> [Goal] Please list all lines of the material below in which the string "dont" occurs.

Dataset entries:
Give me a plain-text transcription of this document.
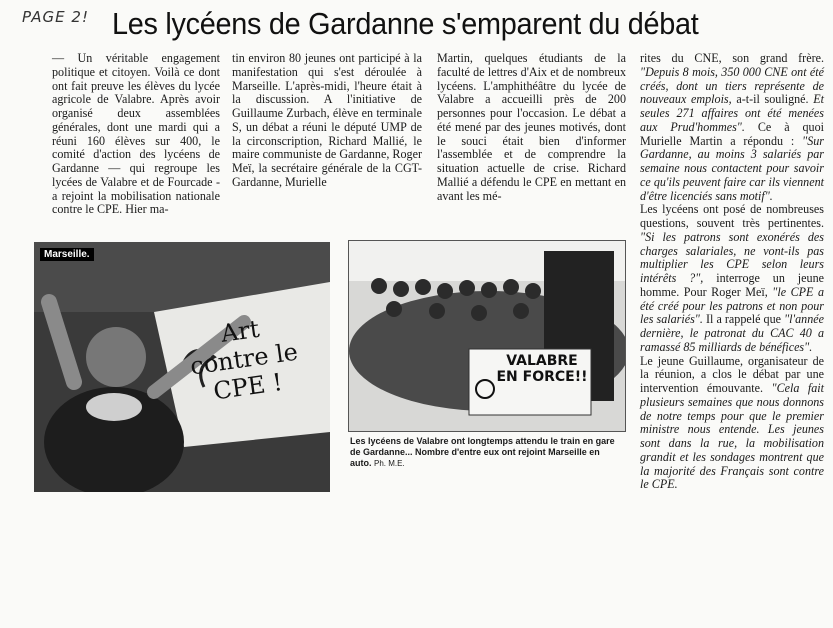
PAGE 2! Les lycéens de Gardanne s'emparent du débat

— Un véritable engagement politique et citoyen. Voilà ce dont ont fait preuve les élèves du lycée agricole de Valabre. Après avoir organisé deux assemblées générales, dont une mardi qui a réuni 160 élèves sur 400, le comité d'action des lycéens de Gardanne — qui regroupe les lycées de Valabre et de Fourcade - a rejoint la mobilisation nationale contre le CPE. Hier ma-

tin environ 80 jeunes ont participé à la manifestation qui s'est déroulée à Marseille. L'après-midi, l'heure était à la discussion. A l'initiative de Guillaume Zurbach, élève en terminale S, un débat a réuni le député UMP de la circonscription, Richard Mallié, le maire communiste de Gardanne, Roger Meï, la secrétaire générale de la CGT-Gardanne, Murielle

Martin, quelques étudiants de la faculté de lettres d'Aix et de nombreux lycéens. L'amphithéâtre du lycée de Valabre a accueilli près de 200 personnes pour l'occasion. Le débat a été mené par des jeunes motivés, dont le souci était bien d'informer l'assemblée et de comprendre la situation actuelle de crise. Richard Mallié a défendu le CPE en mettant en avant les mé-

rites du CNE, son grand frère. "Depuis 8 mois, 350 000 CNE ont été créés, dont un tiers représente de nouveaux emplois, a-t-il souligné. Et seules 271 affaires ont été menées aux Prud'hommes". Ce à quoi Murielle Martin a répondu : "Sur Gardanne, au moins 3 salariés par semaine nous contactent pour savoir ce qu'ils peuvent faire car ils viennent d'être licenciés sans motif".

Les lycéens ont posé de nombreuses questions, souvent très pertinentes. "Si les patrons sont exonérés des charges salariales, ne vont-ils pas multiplier les CPE selon leurs intérêts ?", interroge un jeune homme. Pour Roger Meï, "le CPE a été créé pour les patrons et non pour les salariés". Il a rappelé que "l'année dernière, le patronat du CAC 40 a ramassé 85 milliards de bénéfices".

Le jeune Guillaume, organisateur de la réunion, a clos le débat par une intervention émouvante. "Cela fait plusieurs semaines que nous donnons de notre temps pour que le premier ministre nous entende. Les jeunes sont dans la rue, la mobilisation grandit et les sondages montrent que la majorité des Français sont contre le CPE.

Marseille.
Art contre le CPE !
VALABRE EN FORCE!!
Les lycéens de Valabre ont longtemps attendu le train en gare de Gardanne... Nombre d'entre eux ont rejoint Marseille en auto. Ph. M.E.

> [Full answer]
— Un véritable engagement politique et citoyen. Voilà ce dont ont fait preuve les élèves du lycée agricole de Valabre. Après avoir organisé deux assemblées générales, dont une mardi qui a réuni 160 élèves sur 400, le comité d'action des lycéens de Gardanne — qui regroupe les lycées de Valabre et de Fourcade - a rejoint la mobilisation nationale contre le CPE. Hier ma-
Martin, quelques étudiants de la faculté de lettres d'Aix et de nombreux lycéens. L'amphithéâtre du lycée de Valabre a accueilli près de 200 personnes pour l'occasion. Le débat a été mené par des jeunes motivés, dont le souci était bien d'informer l'assemblée et de comprendre la situation actuelle de crise. Richard Mallié a défendu le CPE en mettant en avant les mé-
rites du CNE, son grand frère. "Depuis 8 mois, 350 000 CNE ont été créés, dont un tiers représente de nouveaux emplois, a-t-il souligné. Et seules 271 affaires ont été menées aux Prud'hommes". Ce à quoi Murielle Martin a répondu : "Sur Gardanne, au moins 3 salariés par semaine nous contactent pour savoir ce qu'ils peuvent faire car ils viennent d'être licenciés sans motif".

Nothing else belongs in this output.